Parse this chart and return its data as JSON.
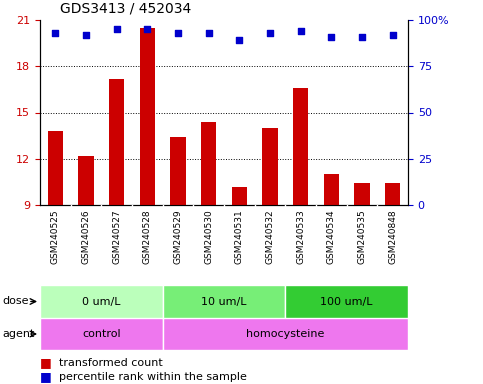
{
  "title": "GDS3413 / 452034",
  "samples": [
    "GSM240525",
    "GSM240526",
    "GSM240527",
    "GSM240528",
    "GSM240529",
    "GSM240530",
    "GSM240531",
    "GSM240532",
    "GSM240533",
    "GSM240534",
    "GSM240535",
    "GSM240848"
  ],
  "transformed_count": [
    13.8,
    12.2,
    17.2,
    20.5,
    13.4,
    14.4,
    10.2,
    14.0,
    16.6,
    11.0,
    10.4,
    10.4
  ],
  "percentile_rank": [
    93,
    92,
    95,
    95,
    93,
    93,
    89,
    93,
    94,
    91,
    91,
    92
  ],
  "bar_color": "#cc0000",
  "dot_color": "#0000cc",
  "ylim_left": [
    9,
    21
  ],
  "ylim_right": [
    0,
    100
  ],
  "yticks_left": [
    9,
    12,
    15,
    18,
    21
  ],
  "yticks_right": [
    0,
    25,
    50,
    75,
    100
  ],
  "grid_values": [
    12,
    15,
    18
  ],
  "dose_groups": [
    {
      "label": "0 um/L",
      "start": 0,
      "end": 4,
      "color": "#bbffbb"
    },
    {
      "label": "10 um/L",
      "start": 4,
      "end": 8,
      "color": "#77ee77"
    },
    {
      "label": "100 um/L",
      "start": 8,
      "end": 12,
      "color": "#33cc33"
    }
  ],
  "agent_control_color": "#ee77ee",
  "agent_homocysteine_color": "#ee77ee",
  "agent_groups": [
    {
      "label": "control",
      "start": 0,
      "end": 4
    },
    {
      "label": "homocysteine",
      "start": 4,
      "end": 12
    }
  ],
  "dose_label": "dose",
  "agent_label": "agent",
  "legend_bar_label": "transformed count",
  "legend_dot_label": "percentile rank within the sample",
  "sample_bg_color": "#cccccc",
  "plot_bg_color": "#ffffff",
  "tick_label_color_left": "#cc0000",
  "tick_label_color_right": "#0000cc",
  "title_color": "#000000",
  "title_fontsize": 10,
  "bar_width": 0.5
}
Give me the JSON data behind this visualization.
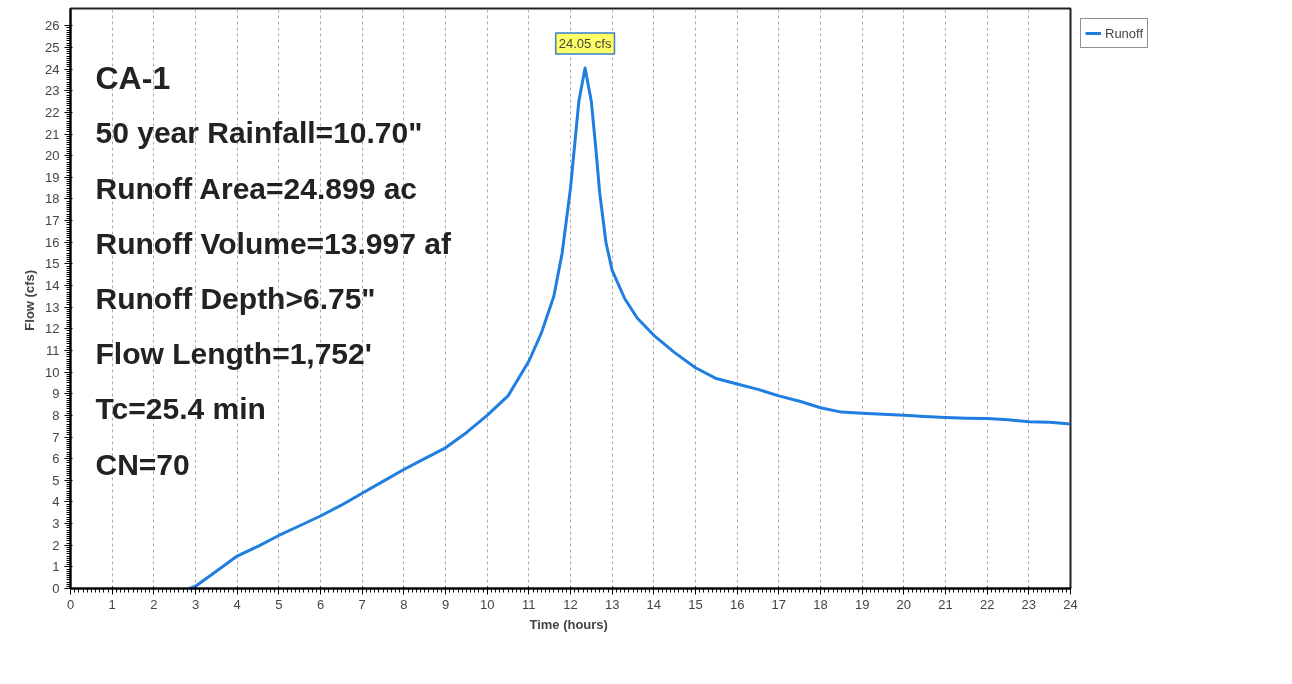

* AIM:
Pull out every line of the entries that includes the word "this".

* CORRECT RESULT:
Parse this chart and return its data as JSON.
Give me the JSON data behind this visualization.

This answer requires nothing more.